Indicate only the number of lines in the listing below in which the word "Computers" appears.
--- BEGIN The records ---
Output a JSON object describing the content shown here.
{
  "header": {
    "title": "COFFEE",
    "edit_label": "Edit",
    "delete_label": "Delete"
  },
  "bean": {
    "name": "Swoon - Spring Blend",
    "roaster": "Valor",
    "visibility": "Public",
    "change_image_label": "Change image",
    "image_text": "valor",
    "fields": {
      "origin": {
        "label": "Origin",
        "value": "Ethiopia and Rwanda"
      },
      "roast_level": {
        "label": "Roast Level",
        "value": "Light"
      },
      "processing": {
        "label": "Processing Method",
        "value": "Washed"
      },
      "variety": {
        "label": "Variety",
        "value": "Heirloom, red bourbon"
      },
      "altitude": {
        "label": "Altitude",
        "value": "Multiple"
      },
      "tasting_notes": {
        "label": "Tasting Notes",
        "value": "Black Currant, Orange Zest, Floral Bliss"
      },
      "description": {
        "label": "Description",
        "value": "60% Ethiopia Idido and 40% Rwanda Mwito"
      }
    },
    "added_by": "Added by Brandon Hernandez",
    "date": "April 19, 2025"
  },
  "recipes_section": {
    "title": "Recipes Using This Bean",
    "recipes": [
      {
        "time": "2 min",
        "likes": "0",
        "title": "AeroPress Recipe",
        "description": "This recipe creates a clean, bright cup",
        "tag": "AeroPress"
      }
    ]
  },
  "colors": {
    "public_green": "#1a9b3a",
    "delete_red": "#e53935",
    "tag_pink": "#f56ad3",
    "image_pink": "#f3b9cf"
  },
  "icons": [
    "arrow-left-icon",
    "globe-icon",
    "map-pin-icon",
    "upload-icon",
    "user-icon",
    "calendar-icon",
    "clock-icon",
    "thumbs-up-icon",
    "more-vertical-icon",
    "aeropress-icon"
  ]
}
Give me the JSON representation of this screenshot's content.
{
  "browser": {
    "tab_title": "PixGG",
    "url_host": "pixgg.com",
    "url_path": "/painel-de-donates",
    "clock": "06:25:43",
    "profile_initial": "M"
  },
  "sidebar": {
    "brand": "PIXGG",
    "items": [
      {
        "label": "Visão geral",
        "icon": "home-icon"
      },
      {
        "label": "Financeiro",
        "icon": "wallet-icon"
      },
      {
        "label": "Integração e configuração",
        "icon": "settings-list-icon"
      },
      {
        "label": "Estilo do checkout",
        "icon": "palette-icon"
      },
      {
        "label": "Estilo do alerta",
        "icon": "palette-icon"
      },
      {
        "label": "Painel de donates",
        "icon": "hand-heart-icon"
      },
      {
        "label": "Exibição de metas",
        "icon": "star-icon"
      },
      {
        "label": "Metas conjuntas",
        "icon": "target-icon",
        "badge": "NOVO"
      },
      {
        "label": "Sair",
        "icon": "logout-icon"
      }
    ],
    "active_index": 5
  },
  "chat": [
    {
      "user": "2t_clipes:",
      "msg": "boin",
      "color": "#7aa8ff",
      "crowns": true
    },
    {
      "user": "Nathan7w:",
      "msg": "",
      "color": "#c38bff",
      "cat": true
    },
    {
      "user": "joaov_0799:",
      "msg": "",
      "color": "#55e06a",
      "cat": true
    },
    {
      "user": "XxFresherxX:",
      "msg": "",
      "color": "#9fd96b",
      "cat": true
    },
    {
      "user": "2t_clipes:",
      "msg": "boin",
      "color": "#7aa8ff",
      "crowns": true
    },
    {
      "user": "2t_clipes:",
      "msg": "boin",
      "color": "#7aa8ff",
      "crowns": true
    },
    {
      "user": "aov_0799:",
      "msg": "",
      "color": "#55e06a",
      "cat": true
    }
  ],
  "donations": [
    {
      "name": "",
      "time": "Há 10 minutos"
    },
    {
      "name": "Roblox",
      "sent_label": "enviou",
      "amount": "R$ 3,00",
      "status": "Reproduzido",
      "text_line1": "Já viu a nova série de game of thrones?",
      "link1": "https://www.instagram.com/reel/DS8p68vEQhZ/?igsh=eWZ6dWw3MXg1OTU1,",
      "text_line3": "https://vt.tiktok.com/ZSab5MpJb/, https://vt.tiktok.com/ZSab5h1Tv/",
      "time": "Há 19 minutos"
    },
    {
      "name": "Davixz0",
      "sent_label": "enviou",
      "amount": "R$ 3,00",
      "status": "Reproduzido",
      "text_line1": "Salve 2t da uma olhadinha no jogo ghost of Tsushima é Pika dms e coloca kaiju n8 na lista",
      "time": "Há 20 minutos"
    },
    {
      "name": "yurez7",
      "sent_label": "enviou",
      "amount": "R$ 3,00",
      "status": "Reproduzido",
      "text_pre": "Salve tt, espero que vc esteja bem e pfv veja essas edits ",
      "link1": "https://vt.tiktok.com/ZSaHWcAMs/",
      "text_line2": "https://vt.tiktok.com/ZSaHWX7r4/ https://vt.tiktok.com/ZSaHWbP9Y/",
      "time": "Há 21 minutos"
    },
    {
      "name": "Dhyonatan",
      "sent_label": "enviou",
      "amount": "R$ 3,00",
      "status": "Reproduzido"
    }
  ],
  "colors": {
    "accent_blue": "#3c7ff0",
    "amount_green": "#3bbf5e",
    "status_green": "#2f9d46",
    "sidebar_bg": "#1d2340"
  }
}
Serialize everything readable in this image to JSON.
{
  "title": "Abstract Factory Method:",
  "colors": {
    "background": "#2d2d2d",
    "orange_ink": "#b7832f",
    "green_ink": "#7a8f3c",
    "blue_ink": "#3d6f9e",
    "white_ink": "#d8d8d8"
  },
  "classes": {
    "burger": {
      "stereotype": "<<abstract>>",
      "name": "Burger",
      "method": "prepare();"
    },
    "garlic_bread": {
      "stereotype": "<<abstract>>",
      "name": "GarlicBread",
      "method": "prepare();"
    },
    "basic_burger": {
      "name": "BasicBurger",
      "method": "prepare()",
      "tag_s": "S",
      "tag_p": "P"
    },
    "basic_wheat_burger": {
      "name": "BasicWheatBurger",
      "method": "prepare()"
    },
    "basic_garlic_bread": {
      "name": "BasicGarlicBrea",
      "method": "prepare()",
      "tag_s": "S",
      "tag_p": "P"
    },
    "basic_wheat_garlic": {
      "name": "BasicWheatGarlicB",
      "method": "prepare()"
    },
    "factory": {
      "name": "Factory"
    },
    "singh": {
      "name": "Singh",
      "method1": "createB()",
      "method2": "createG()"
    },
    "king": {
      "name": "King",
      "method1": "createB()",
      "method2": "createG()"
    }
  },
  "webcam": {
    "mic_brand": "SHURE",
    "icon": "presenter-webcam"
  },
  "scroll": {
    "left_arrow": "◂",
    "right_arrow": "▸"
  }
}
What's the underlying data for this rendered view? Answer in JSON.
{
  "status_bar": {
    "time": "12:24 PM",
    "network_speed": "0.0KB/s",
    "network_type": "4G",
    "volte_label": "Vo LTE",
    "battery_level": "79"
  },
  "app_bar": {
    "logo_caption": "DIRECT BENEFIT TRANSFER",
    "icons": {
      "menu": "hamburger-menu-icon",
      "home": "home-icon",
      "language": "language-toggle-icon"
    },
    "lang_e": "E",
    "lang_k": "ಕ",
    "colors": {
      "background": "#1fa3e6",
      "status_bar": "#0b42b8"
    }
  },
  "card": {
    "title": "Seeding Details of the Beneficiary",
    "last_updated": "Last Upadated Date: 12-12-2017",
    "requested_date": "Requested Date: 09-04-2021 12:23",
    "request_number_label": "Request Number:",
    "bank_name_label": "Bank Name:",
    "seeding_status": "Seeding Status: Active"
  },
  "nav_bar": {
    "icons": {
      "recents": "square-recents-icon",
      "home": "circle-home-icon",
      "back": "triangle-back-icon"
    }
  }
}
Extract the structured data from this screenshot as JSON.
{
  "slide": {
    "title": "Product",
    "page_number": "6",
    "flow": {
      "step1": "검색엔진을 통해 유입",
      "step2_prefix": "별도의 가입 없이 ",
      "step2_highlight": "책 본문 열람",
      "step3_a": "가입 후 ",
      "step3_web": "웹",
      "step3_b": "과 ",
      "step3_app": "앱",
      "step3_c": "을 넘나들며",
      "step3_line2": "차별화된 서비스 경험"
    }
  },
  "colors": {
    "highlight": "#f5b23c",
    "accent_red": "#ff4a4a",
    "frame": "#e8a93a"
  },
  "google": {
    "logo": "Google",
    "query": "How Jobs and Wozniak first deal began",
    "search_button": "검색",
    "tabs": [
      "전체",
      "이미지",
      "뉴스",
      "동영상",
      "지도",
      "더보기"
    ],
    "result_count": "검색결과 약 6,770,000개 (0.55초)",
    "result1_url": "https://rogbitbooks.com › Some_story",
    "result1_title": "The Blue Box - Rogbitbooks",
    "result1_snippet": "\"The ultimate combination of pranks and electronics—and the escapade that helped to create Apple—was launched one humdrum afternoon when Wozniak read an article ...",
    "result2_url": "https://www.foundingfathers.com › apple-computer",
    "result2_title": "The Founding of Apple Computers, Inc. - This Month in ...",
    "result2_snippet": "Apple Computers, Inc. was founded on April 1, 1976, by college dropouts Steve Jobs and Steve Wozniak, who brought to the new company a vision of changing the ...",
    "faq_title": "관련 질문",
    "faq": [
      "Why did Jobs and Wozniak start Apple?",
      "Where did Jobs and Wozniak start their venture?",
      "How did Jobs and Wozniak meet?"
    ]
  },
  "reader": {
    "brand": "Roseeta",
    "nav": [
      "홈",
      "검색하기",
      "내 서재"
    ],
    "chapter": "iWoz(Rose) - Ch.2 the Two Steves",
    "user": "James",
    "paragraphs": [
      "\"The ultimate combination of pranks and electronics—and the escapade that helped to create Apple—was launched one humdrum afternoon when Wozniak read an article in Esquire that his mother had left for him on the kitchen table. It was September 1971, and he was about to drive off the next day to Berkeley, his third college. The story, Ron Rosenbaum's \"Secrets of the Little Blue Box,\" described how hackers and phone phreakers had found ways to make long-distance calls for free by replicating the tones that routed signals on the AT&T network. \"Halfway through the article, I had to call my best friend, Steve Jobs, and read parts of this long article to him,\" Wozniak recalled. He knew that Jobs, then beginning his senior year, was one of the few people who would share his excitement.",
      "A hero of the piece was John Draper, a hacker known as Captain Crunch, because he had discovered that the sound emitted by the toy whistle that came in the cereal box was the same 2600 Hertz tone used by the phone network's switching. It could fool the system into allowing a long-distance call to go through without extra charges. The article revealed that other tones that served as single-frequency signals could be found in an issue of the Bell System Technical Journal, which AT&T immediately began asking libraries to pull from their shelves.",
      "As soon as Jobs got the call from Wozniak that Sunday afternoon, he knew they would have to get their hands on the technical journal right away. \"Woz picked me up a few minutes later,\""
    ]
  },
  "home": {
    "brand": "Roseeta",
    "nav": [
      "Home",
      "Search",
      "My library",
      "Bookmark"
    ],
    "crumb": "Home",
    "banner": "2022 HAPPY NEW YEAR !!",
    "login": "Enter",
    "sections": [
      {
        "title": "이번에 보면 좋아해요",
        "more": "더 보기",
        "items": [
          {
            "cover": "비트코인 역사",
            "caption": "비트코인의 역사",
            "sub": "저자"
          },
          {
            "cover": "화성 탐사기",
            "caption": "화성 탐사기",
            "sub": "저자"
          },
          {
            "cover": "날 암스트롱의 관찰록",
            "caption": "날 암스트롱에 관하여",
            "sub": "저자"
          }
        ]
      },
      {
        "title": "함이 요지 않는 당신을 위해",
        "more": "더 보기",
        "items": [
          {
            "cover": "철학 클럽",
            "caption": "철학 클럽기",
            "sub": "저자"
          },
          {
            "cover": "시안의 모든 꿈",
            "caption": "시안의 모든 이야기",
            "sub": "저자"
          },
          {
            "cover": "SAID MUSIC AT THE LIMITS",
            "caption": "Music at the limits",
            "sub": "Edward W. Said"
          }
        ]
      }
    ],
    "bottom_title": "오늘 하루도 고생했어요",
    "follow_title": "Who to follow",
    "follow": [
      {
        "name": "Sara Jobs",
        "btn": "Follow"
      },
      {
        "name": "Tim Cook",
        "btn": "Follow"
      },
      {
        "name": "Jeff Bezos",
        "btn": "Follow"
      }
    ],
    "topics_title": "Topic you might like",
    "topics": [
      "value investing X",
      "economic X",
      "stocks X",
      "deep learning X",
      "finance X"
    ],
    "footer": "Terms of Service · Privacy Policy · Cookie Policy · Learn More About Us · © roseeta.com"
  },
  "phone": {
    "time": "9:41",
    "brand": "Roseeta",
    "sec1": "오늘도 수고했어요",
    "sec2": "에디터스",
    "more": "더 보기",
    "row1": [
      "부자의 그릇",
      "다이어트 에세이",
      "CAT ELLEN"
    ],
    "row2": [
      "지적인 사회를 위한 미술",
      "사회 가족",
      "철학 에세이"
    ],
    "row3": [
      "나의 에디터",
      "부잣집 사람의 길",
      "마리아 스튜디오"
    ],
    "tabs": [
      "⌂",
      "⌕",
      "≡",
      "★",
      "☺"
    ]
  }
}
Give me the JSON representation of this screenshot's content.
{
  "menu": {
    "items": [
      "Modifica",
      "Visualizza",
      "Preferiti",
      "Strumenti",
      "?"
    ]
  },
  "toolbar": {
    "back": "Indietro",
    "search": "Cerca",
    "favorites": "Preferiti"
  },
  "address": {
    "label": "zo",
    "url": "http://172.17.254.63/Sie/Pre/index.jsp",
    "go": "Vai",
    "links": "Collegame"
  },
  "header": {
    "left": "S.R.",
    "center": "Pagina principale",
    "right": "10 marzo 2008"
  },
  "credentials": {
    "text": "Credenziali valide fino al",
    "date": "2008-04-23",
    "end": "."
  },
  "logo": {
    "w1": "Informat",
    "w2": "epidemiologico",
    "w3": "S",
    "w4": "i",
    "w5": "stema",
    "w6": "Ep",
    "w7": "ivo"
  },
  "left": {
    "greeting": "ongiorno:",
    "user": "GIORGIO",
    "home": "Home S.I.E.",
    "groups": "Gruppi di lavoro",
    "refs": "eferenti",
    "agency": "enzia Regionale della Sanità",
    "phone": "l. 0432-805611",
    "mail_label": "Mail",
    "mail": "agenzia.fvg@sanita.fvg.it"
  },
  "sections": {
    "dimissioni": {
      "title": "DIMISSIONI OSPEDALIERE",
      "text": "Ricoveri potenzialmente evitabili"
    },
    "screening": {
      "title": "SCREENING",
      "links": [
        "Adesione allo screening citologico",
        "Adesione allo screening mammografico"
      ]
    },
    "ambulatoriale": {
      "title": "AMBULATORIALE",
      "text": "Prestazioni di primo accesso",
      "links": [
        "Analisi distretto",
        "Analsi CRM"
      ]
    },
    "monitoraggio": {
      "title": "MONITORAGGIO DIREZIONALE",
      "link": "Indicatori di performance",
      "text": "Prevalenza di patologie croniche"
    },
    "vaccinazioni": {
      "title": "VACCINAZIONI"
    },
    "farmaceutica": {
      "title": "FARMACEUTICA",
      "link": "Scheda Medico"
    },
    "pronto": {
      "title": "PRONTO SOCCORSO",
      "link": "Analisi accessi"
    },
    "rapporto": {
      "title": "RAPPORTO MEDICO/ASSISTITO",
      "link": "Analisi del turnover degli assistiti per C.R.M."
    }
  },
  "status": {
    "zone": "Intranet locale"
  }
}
--- END The records ---
Response to this task
2